§ **Problem statement**
Isolate every line in the records below with "sang" in it.
━━━━━ Supplied entries
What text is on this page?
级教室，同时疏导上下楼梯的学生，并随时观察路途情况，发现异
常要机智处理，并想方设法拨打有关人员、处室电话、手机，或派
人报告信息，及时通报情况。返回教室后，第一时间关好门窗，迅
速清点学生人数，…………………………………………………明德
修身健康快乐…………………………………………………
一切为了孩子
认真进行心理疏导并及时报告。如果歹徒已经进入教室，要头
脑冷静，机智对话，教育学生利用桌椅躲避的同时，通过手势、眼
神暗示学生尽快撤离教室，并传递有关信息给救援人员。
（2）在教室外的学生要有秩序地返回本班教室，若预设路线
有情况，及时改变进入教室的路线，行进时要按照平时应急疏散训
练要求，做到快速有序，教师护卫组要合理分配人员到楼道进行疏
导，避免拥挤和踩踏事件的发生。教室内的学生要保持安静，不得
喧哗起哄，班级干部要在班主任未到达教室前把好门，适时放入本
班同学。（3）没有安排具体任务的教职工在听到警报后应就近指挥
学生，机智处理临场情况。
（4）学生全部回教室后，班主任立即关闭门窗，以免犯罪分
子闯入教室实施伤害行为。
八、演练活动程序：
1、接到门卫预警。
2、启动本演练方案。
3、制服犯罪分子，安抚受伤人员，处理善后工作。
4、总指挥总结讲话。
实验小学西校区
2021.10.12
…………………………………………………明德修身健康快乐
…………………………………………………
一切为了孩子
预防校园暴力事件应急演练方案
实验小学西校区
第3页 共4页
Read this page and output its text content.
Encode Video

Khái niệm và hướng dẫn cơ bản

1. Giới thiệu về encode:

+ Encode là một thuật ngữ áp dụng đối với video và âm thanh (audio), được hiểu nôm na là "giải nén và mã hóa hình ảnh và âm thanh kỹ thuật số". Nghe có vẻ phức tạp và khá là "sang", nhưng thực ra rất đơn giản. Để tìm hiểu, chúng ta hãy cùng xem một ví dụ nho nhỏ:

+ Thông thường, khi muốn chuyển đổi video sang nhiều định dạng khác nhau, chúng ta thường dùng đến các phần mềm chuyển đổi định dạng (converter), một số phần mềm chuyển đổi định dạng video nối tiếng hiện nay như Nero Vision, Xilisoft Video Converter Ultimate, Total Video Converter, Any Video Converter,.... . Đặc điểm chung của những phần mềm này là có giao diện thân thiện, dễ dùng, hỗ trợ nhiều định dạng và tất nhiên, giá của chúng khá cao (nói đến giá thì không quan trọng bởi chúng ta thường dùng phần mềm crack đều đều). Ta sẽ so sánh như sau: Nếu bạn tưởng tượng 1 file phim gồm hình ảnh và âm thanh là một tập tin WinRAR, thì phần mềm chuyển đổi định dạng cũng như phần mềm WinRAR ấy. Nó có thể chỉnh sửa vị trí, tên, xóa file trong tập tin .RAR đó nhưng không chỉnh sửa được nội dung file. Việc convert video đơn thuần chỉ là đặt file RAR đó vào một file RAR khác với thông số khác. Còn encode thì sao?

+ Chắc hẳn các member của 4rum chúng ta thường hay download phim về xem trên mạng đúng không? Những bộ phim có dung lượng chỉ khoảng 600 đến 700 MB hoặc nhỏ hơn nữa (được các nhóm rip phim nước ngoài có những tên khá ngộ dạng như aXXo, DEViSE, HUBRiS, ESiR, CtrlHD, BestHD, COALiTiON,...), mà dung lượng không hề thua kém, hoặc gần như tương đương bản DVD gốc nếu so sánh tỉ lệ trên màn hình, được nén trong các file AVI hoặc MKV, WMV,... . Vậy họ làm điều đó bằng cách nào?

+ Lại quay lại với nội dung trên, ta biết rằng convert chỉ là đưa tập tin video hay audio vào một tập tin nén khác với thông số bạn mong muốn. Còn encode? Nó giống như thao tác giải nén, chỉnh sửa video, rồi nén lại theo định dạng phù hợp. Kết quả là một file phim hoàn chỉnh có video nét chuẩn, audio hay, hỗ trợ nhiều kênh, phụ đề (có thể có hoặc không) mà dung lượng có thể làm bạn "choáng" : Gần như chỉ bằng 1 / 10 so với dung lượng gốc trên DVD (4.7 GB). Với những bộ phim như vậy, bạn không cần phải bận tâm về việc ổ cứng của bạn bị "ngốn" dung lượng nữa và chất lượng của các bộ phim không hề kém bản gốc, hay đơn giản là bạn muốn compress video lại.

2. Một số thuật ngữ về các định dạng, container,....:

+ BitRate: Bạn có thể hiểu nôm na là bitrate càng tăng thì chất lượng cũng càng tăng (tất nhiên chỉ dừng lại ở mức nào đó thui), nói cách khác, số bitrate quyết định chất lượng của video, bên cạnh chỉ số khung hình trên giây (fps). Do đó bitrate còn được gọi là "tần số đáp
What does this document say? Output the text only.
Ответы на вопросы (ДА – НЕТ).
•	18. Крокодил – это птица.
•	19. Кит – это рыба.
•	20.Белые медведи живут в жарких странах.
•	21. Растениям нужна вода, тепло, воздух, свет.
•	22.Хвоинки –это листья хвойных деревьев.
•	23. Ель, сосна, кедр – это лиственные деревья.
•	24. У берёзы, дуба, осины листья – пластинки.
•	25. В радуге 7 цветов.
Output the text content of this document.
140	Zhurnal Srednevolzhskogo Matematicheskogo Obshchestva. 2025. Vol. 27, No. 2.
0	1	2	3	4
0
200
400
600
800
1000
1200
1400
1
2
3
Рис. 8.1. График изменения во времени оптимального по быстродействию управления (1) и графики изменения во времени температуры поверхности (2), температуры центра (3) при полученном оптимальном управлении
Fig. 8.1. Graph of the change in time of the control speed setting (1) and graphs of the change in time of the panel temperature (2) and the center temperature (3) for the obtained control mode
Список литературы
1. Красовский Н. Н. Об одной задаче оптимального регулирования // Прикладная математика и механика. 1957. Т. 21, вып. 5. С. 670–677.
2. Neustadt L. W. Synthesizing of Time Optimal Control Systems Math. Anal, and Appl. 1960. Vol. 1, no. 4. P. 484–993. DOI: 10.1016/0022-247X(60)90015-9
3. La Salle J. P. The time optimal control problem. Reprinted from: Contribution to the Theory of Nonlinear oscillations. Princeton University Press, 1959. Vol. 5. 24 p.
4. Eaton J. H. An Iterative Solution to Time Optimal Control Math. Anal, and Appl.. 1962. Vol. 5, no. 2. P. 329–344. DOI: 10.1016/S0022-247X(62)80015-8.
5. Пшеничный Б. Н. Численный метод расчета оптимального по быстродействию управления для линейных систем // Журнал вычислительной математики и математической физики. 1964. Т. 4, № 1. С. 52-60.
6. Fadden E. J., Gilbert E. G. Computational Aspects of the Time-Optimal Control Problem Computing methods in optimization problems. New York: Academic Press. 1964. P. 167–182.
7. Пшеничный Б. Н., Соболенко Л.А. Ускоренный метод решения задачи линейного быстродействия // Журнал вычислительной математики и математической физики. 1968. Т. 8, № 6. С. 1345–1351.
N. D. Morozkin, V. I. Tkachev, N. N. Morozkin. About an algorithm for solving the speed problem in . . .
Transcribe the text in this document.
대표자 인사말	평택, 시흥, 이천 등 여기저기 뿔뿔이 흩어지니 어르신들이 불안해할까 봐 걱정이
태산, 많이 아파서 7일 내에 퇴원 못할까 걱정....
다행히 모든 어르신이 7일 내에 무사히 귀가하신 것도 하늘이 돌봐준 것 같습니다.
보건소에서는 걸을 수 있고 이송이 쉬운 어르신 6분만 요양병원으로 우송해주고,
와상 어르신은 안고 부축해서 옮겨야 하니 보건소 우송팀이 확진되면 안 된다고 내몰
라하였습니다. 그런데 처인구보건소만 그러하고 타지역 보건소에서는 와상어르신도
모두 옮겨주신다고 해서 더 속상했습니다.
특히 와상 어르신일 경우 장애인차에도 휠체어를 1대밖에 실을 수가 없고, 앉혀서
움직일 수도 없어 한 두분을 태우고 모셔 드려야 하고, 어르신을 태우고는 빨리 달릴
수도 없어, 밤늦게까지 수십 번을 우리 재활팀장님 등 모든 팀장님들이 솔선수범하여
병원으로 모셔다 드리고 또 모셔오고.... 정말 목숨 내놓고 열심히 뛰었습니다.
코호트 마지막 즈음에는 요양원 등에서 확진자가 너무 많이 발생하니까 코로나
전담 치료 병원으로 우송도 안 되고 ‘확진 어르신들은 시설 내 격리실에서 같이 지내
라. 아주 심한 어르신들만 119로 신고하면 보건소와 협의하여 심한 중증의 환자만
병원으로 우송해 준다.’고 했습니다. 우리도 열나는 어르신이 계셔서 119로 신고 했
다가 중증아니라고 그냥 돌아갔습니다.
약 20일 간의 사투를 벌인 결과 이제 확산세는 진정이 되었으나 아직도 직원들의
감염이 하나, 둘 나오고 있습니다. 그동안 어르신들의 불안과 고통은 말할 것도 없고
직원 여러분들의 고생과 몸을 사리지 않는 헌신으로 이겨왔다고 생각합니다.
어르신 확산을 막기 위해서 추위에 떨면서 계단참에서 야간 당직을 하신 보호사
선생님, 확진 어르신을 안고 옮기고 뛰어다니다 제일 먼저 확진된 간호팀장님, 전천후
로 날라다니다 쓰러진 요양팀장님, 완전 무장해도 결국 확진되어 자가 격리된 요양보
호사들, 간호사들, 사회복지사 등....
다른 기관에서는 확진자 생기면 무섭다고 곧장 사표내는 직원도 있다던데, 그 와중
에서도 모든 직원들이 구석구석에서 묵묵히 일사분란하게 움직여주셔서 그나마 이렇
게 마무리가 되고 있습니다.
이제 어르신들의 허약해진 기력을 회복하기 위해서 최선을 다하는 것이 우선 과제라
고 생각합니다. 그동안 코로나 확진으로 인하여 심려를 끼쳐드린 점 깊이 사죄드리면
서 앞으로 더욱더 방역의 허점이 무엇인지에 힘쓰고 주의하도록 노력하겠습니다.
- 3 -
━━━━━━━━━━
§ **Written solution**
+ Encode là một thuật ngữ áp dụng đối với video và âm thanh (audio), được hiểu nôm na là "giải nén và mã hóa hình ảnh và âm thanh kỹ thuật số". Nghe có vẻ phức tạp và khá là "sang", nhưng thực ra rất đơn giản. Để tìm hiểu, chúng ta hãy cùng xem một ví dụ nho nhỏ:
+ Thông thường, khi muốn chuyển đổi video sang nhiều định dạng khác nhau, chúng ta thường dùng đến các phần mềm chuyển đổi định dạng (converter), một số phần mềm chuyển đổi định dạng video nối tiếng hiện nay như Nero Vision, Xilisoft Video Converter Ultimate, Total Video Converter, Any Video Converter,.... . Đặc điểm chung của những phần mềm này là có giao diện thân thiện, dễ dùng, hỗ trợ nhiều định dạng và tất nhiên, giá của chúng khá cao (nói đến giá thì không quan trọng bởi chúng ta thường dùng phần mềm crack đều đều). Ta sẽ so sánh như sau: Nếu bạn tưởng tượng 1 file phim gồm hình ảnh và âm thanh là một tập tin WinRAR, thì phần mềm chuyển đổi định dạng cũng như phần mềm WinRAR ấy. Nó có thể chỉnh sửa vị trí, tên, xóa file trong tập tin .RAR đó nhưng không chỉnh sửa được nội dung file. Việc convert video đơn thuần chỉ là đặt file RAR đó vào một file RAR khác với thông số khác. Còn encode thì sao?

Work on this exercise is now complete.